» Given problem
Search the data below for the string "pattern". Extract every line that contains it.

═════ Record excerpts

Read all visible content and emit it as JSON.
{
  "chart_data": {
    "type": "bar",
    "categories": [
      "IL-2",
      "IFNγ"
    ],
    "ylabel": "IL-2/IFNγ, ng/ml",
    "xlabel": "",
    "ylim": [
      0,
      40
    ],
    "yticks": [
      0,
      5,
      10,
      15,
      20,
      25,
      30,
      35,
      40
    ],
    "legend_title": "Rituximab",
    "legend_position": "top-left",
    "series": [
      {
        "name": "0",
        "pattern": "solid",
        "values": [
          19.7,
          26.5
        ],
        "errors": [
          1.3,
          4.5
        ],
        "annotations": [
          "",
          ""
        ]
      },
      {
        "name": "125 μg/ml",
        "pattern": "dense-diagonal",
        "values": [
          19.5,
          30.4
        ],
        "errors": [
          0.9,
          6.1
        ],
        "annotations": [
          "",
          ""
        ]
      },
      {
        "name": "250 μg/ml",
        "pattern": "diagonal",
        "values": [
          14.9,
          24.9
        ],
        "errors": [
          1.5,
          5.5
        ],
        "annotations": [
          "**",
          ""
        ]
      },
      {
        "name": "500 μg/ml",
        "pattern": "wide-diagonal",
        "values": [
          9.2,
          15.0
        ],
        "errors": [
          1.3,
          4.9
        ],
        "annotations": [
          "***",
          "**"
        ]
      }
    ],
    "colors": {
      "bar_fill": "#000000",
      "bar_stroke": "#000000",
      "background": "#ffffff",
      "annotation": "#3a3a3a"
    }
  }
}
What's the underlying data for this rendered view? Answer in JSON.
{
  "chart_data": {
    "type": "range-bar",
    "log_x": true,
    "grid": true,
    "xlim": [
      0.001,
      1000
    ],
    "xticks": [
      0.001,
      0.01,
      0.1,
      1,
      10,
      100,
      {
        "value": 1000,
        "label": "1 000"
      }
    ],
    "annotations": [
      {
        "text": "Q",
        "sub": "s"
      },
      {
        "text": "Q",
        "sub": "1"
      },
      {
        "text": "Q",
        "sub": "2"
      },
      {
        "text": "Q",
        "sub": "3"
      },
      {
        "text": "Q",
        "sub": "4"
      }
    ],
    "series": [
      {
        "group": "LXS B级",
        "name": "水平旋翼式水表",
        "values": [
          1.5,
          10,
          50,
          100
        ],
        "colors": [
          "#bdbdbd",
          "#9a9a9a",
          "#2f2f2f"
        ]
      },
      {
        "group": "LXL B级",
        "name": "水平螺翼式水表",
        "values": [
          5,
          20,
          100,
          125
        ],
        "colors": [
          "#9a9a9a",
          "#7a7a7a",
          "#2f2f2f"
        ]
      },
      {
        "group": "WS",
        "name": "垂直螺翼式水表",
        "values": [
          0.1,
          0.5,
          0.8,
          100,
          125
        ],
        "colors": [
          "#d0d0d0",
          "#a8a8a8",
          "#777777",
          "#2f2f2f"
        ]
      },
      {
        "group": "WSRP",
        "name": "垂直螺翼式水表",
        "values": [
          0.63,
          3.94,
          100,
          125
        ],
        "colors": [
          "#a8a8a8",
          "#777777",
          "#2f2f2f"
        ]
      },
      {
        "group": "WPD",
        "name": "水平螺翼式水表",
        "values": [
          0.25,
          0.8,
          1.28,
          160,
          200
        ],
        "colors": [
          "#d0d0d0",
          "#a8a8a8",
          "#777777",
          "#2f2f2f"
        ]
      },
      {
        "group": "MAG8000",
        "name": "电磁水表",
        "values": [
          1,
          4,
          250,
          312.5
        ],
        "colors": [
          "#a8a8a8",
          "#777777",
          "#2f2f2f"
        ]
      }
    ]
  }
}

══════════

» Reply
        "pattern": "solid",
        "pattern": "dense-diagonal",
        "pattern": "diagonal",
        "pattern": "wide-diagonal",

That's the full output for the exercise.